Written exercise - Your task is to copy the listing exactly, with the pictures left out.
◇ ◇ ◇
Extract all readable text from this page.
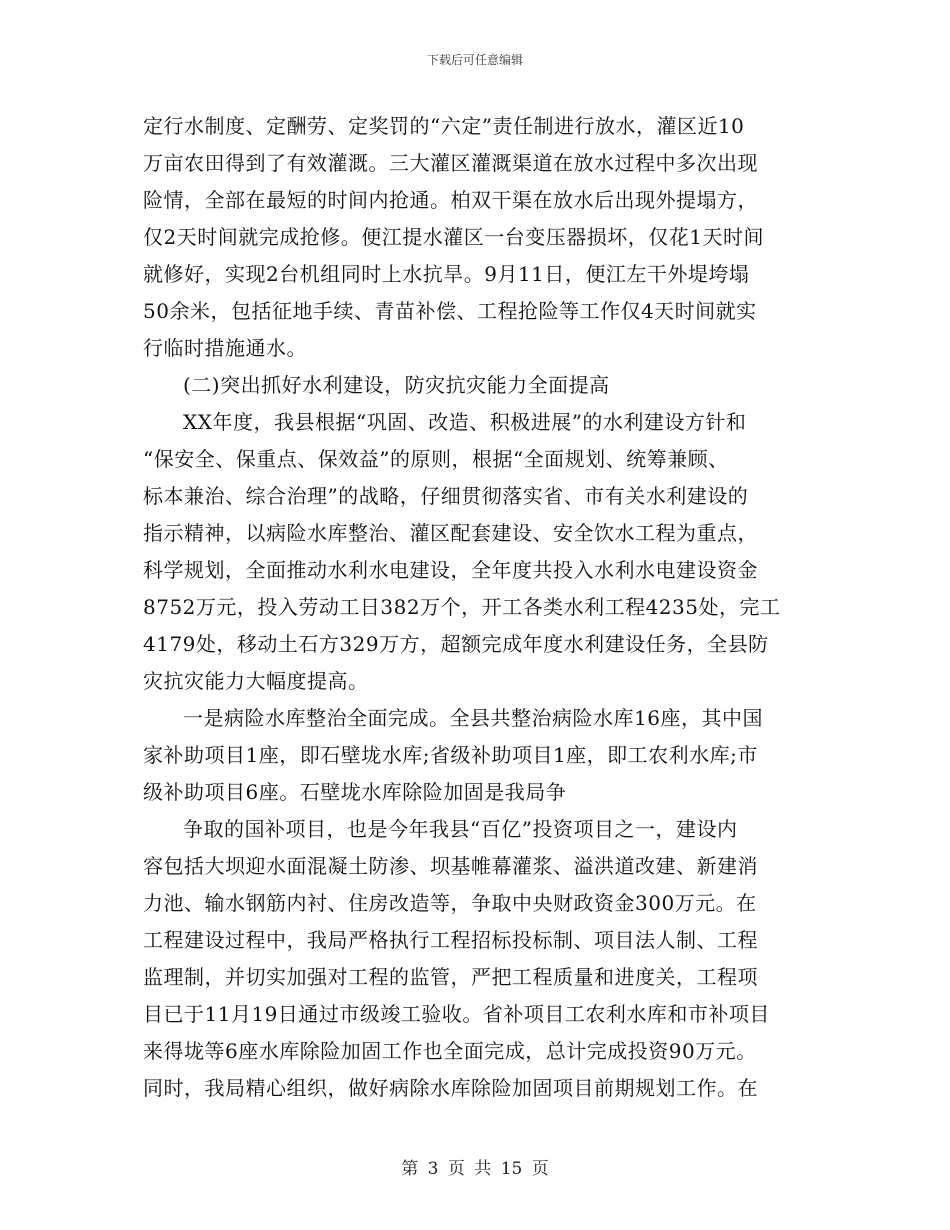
下载后可任意编辑
定行水制度、定酬劳、定奖罚的“六定”责任制进行放水，灌区近10
万亩农田得到了有效灌溉。三大灌区灌溉渠道在放水过程中多次出现
险情，全部在最短的时间内抢通。柏双干渠在放水后出现外提塌方，
仅2天时间就完成抢修。便江提水灌区一台变压器损坏，仅花1天时间
就修好，实现2台机组同时上水抗旱。9月11日，便江左干外堤垮塌
50余米，包括征地手续、青苗补偿、工程抢险等工作仅4天时间就实
行临时措施通水。
(二)突出抓好水利建设，防灾抗灾能力全面提高
XX年度，我县根据“巩固、改造、积极进展”的水利建设方针和
“保安全、保重点、保效益”的原则，根据“全面规划、统筹兼顾、
标本兼治、综合治理”的战略，仔细贯彻落实省、市有关水利建设的
指示精神，以病险水库整治、灌区配套建设、安全饮水工程为重点，
科学规划，全面推动水利水电建设，全年度共投入水利水电建设资金
8752万元，投入劳动工日382万个，开工各类水利工程4235处，完工
4179处，移动土石方329万方，超额完成年度水利建设任务，全县防
灾抗灾能力大幅度提高。
一是病险水库整治全面完成。全县共整治病险水库16座，其中国
家补助项目1座，即石壁垅水库;省级补助项目1座，即工农利水库;市
级补助项目6座。石壁垅水库除险加固是我局争
争取的国补项目，也是今年我县“百亿”投资项目之一，建设内
容包括大坝迎水面混凝土防渗、坝基帷幕灌浆、溢洪道改建、新建消
力池、输水钢筋内衬、住房改造等，争取中央财政资金300万元。在
工程建设过程中，我局严格执行工程招标投标制、项目法人制、工程
监理制，并切实加强对工程的监管，严把工程质量和进度关，工程项
目已于11月19日通过市级竣工验收。省补项目工农利水库和市补项目
来得垅等6座水库除险加固工作也全面完成，总计完成投资90万元。
同时，我局精心组织，做好病除水库除险加固项目前期规划工作。在
第 3 页 共 15 页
◇ ◇ ◇
Full response -
Extract all readable text from this page.
下载后可任意编辑
定行水制度、定酬劳、定奖罚的“六定”责任制进行放水，灌区近10
万亩农田得到了有效灌溉。三大灌区灌溉渠道在放水过程中多次出现
险情，全部在最短的时间内抢通。柏双干渠在放水后出现外提塌方，
仅2天时间就完成抢修。便江提水灌区一台变压器损坏，仅花1天时间
就修好，实现2台机组同时上水抗旱。9月11日，便江左干外堤垮塌
50余米，包括征地手续、青苗补偿、工程抢险等工作仅4天时间就实
行临时措施通水。
(二)突出抓好水利建设，防灾抗灾能力全面提高
XX年度，我县根据“巩固、改造、积极进展”的水利建设方针和
“保安全、保重点、保效益”的原则，根据“全面规划、统筹兼顾、
标本兼治、综合治理”的战略，仔细贯彻落实省、市有关水利建设的
指示精神，以病险水库整治、灌区配套建设、安全饮水工程为重点，
科学规划，全面推动水利水电建设，全年度共投入水利水电建设资金
8752万元，投入劳动工日382万个，开工各类水利工程4235处，完工
4179处，移动土石方329万方，超额完成年度水利建设任务，全县防
灾抗灾能力大幅度提高。
一是病险水库整治全面完成。全县共整治病险水库16座，其中国
家补助项目1座，即石壁垅水库;省级补助项目1座，即工农利水库;市
级补助项目6座。石壁垅水库除险加固是我局争
争取的国补项目，也是今年我县“百亿”投资项目之一，建设内
容包括大坝迎水面混凝土防渗、坝基帷幕灌浆、溢洪道改建、新建消
力池、输水钢筋内衬、住房改造等，争取中央财政资金300万元。在
工程建设过程中，我局严格执行工程招标投标制、项目法人制、工程
监理制，并切实加强对工程的监管，严把工程质量和进度关，工程项
目已于11月19日通过市级竣工验收。省补项目工农利水库和市补项目
来得垅等6座水库除险加固工作也全面完成，总计完成投资90万元。
同时，我局精心组织，做好病除水库除险加固项目前期规划工作。在
第 3 页 共 15 页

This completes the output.